• Problem to work on: Return the material below in full and exactly.

§

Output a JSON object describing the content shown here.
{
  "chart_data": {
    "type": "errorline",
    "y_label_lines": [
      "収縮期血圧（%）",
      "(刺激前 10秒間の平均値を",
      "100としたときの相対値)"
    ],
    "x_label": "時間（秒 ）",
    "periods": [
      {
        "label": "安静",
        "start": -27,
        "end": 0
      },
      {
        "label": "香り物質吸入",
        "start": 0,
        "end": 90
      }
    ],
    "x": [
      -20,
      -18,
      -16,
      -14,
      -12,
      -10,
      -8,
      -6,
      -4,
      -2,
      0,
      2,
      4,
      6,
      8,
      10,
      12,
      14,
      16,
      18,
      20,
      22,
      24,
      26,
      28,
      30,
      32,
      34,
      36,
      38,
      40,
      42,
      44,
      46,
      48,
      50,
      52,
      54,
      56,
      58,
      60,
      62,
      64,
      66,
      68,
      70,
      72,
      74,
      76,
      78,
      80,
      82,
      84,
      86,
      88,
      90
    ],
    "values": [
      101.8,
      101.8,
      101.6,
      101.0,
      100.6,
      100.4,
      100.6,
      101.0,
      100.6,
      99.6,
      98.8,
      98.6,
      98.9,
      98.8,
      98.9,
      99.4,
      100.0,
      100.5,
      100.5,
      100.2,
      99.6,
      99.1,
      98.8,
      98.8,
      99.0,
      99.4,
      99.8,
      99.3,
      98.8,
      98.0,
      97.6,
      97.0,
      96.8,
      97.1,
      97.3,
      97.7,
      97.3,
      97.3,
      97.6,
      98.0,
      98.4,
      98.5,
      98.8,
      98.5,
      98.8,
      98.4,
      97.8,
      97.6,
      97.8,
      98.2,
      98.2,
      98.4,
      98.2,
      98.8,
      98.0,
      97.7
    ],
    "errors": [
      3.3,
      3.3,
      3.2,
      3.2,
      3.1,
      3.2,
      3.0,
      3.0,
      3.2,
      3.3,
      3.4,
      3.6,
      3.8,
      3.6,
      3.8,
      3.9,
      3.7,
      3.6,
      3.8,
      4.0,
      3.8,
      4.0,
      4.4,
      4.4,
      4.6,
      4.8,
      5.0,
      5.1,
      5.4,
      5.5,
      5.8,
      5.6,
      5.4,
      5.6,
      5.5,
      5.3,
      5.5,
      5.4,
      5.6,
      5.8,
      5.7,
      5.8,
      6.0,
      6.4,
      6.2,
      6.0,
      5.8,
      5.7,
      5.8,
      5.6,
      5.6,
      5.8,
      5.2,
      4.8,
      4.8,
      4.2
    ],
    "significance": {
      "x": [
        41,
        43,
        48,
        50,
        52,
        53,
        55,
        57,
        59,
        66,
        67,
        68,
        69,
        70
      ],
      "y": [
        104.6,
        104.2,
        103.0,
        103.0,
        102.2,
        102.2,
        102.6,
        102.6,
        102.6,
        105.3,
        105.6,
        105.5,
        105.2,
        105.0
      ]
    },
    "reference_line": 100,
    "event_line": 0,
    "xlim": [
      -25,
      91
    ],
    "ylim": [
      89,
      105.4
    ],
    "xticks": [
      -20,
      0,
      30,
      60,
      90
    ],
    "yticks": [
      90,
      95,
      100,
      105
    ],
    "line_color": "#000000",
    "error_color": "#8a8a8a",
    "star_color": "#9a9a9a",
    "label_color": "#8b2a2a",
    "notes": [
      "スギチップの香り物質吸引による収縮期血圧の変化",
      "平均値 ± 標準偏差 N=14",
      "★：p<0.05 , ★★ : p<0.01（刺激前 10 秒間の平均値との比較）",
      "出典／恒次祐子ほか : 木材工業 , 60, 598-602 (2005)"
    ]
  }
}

§

• Task answer:
Output a JSON object describing the content shown here.
{
  "chart_data": {
    "type": "errorline",
    "y_label_lines": [
      "収縮期血圧（%）",
      "(刺激前 10秒間の平均値を",
      "100としたときの相対値)"
    ],
    "x_label": "時間（秒 ）",
    "periods": [
      {
        "label": "安静",
        "start": -27,
        "end": 0
      },
      {
        "label": "香り物質吸入",
        "start": 0,
        "end": 90
      }
    ],
    "x": [
      -20,
      -18,
      -16,
      -14,
      -12,
      -10,
      -8,
      -6,
      -4,
      -2,
      0,
      2,
      4,
      6,
      8,
      10,
      12,
      14,
      16,
      18,
      20,
      22,
      24,
      26,
      28,
      30,
      32,
      34,
      36,
      38,
      40,
      42,
      44,
      46,
      48,
      50,
      52,
      54,
      56,
      58,
      60,
      62,
      64,
      66,
      68,
      70,
      72,
      74,
      76,
      78,
      80,
      82,
      84,
      86,
      88,
      90
    ],
    "values": [
      101.8,
      101.8,
      101.6,
      101.0,
      100.6,
      100.4,
      100.6,
      101.0,
      100.6,
      99.6,
      98.8,
      98.6,
      98.9,
      98.8,
      98.9,
      99.4,
      100.0,
      100.5,
      100.5,
      100.2,
      99.6,
      99.1,
      98.8,
      98.8,
      99.0,
      99.4,
      99.8,
      99.3,
      98.8,
      98.0,
      97.6,
      97.0,
      96.8,
      97.1,
      97.3,
      97.7,
      97.3,
      97.3,
      97.6,
      98.0,
      98.4,
      98.5,
      98.8,
      98.5,
      98.8,
      98.4,
      97.8,
      97.6,
      97.8,
      98.2,
      98.2,
      98.4,
      98.2,
      98.8,
      98.0,
      97.7
    ],
    "errors": [
      3.3,
      3.3,
      3.2,
      3.2,
      3.1,
      3.2,
      3.0,
      3.0,
      3.2,
      3.3,
      3.4,
      3.6,
      3.8,
      3.6,
      3.8,
      3.9,
      3.7,
      3.6,
      3.8,
      4.0,
      3.8,
      4.0,
      4.4,
      4.4,
      4.6,
      4.8,
      5.0,
      5.1,
      5.4,
      5.5,
      5.8,
      5.6,
      5.4,
      5.6,
      5.5,
      5.3,
      5.5,
      5.4,
      5.6,
      5.8,
      5.7,
      5.8,
      6.0,
      6.4,
      6.2,
      6.0,
      5.8,
      5.7,
      5.8,
      5.6,
      5.6,
      5.8,
      5.2,
      4.8,
      4.8,
      4.2
    ],
    "significance": {
      "x": [
        41,
        43,
        48,
        50,
        52,
        53,
        55,
        57,
        59,
        66,
        67,
        68,
        69,
        70
      ],
      "y": [
        104.6,
        104.2,
        103.0,
        103.0,
        102.2,
        102.2,
        102.6,
        102.6,
        102.6,
        105.3,
        105.6,
        105.5,
        105.2,
        105.0
      ]
    },
    "reference_line": 100,
    "event_line": 0,
    "xlim": [
      -25,
      91
    ],
    "ylim": [
      89,
      105.4
    ],
    "xticks": [
      -20,
      0,
      30,
      60,
      90
    ],
    "yticks": [
      90,
      95,
      100,
      105
    ],
    "line_color": "#000000",
    "error_color": "#8a8a8a",
    "star_color": "#9a9a9a",
    "label_color": "#8b2a2a",
    "notes": [
      "スギチップの香り物質吸引による収縮期血圧の変化",
      "平均値 ± 標準偏差 N=14",
      "★：p<0.05 , ★★ : p<0.01（刺激前 10 秒間の平均値との比較）",
      "出典／恒次祐子ほか : 木材工業 , 60, 598-602 (2005)"
    ]
  }
}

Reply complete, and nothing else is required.